• **What is needed**: Print exactly, and only, the lines running from the line containing "Read all visible content and emit it as JSON." through the end of the records below.

• **Data for this task**:

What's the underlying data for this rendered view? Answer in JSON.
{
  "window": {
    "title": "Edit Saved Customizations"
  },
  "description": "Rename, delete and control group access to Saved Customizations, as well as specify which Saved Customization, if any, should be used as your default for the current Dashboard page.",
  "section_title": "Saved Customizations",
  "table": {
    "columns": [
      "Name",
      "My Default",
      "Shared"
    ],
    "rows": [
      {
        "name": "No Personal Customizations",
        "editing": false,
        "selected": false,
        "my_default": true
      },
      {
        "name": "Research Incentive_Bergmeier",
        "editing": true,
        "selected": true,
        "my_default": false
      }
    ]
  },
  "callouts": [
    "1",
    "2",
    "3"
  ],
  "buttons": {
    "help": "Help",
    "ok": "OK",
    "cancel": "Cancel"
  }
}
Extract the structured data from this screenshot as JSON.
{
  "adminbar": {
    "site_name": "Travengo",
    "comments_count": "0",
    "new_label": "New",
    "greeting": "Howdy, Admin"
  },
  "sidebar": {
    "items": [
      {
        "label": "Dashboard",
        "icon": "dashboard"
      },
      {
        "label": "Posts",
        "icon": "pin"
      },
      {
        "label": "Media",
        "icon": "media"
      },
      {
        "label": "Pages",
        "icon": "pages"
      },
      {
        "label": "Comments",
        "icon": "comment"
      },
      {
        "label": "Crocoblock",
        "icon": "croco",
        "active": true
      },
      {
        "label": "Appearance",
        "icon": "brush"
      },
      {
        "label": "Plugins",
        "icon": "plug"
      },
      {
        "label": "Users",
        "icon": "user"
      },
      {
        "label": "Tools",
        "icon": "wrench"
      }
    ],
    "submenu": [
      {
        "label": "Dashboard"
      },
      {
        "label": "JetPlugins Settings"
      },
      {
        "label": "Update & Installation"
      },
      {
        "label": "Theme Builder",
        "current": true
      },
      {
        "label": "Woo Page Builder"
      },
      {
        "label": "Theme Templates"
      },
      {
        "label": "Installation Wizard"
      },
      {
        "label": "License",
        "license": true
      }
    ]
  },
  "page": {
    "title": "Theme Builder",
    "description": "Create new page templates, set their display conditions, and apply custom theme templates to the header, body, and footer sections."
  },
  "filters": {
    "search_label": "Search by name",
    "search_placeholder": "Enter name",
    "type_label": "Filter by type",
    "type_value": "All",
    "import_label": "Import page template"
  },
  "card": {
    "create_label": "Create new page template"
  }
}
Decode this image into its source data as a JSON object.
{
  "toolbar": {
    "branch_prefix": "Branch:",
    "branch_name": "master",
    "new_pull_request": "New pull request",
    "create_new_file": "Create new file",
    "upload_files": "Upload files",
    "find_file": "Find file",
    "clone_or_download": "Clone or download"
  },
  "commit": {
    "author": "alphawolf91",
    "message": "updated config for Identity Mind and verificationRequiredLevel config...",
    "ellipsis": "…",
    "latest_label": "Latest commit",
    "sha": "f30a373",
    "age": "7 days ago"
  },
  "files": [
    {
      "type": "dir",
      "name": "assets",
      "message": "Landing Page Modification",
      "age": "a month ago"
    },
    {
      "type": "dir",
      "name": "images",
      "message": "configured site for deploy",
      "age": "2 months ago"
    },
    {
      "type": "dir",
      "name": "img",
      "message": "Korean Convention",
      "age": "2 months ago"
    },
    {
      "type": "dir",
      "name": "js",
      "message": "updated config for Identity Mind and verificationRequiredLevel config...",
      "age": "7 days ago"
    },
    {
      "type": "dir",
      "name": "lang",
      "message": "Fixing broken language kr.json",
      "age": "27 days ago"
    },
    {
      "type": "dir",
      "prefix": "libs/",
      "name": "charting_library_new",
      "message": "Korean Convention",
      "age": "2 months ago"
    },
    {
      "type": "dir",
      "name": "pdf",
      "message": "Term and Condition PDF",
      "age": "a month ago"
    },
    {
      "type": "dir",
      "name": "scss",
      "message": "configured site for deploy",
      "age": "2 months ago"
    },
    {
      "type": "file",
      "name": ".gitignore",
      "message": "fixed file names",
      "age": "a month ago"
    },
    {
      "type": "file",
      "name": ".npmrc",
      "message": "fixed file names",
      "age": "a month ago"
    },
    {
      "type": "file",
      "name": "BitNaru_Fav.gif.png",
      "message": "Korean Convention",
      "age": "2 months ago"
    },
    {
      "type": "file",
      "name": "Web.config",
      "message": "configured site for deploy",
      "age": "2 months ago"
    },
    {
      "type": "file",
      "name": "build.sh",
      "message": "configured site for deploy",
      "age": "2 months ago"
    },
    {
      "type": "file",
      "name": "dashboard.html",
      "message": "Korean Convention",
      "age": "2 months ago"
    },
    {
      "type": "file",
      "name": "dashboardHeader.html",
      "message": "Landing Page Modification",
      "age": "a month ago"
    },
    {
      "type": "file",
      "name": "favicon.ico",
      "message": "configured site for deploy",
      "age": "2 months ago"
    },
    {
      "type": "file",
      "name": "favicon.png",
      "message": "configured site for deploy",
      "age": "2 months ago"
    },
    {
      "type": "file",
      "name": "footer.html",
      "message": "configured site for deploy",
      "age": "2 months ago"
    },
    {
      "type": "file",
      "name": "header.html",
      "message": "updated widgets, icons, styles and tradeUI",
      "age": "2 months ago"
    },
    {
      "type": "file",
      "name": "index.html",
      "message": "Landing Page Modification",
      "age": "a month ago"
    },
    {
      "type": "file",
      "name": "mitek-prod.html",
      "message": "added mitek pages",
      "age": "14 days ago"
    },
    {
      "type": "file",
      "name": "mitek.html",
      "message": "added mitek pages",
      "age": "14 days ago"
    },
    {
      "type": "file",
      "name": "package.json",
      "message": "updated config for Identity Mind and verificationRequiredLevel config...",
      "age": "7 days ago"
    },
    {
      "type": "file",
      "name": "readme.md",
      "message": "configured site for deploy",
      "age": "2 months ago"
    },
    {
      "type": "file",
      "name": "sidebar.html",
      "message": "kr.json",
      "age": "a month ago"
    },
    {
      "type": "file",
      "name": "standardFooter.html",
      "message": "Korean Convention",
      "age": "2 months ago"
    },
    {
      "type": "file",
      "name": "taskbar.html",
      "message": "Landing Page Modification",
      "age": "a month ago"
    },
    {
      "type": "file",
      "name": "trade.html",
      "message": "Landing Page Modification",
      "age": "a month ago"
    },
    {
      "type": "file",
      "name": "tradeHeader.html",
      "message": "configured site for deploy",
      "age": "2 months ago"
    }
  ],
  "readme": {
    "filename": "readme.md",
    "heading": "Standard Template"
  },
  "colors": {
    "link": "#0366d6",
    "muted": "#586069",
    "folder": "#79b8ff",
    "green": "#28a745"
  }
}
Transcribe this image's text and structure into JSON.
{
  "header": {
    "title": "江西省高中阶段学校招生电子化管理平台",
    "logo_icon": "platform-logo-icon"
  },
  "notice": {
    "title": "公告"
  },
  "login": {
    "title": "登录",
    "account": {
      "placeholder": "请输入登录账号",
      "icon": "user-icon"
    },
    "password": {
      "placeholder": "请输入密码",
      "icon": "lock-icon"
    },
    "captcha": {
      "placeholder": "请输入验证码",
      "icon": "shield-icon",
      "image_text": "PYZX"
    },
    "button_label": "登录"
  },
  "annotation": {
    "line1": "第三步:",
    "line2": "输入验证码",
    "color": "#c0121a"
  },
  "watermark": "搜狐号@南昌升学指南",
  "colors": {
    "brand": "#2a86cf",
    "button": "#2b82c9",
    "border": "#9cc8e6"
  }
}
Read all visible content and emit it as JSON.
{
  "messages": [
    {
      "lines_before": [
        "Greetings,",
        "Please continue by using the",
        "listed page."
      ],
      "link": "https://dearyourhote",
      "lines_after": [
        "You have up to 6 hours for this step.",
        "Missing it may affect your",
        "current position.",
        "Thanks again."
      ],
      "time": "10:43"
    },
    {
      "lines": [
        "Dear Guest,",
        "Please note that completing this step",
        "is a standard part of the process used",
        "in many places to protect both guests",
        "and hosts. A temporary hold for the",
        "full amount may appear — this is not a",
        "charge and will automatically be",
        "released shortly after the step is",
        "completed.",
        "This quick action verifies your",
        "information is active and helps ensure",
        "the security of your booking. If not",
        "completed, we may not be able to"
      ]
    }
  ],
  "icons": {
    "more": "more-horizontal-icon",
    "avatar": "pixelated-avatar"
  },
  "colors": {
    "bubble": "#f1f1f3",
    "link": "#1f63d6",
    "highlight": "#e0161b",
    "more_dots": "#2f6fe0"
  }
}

• **Response below**:
Read all visible content and emit it as JSON.
{
  "messages": [
    {
      "lines_before": [
        "Greetings,",
        "Please continue by using the",
        "listed page."
      ],
      "link": "https://dearyourhote",
      "lines_after": [
        "You have up to 6 hours for this step.",
        "Missing it may affect your",
        "current position.",
        "Thanks again."
      ],
      "time": "10:43"
    },
    {
      "lines": [
        "Dear Guest,",
        "Please note that completing this step",
        "is a standard part of the process used",
        "in many places to protect both guests",
        "and hosts. A temporary hold for the",
        "full amount may appear — this is not a",
        "charge and will automatically be",
        "released shortly after the step is",
        "completed.",
        "This quick action verifies your",
        "information is active and helps ensure",
        "the security of your booking. If not",
        "completed, we may not be able to"
      ]
    }
  ],
  "icons": {
    "more": "more-horizontal-icon",
    "avatar": "pixelated-avatar"
  },
  "colors": {
    "bubble": "#f1f1f3",
    "link": "#1f63d6",
    "highlight": "#e0161b",
    "more_dots": "#2f6fe0"
  }
}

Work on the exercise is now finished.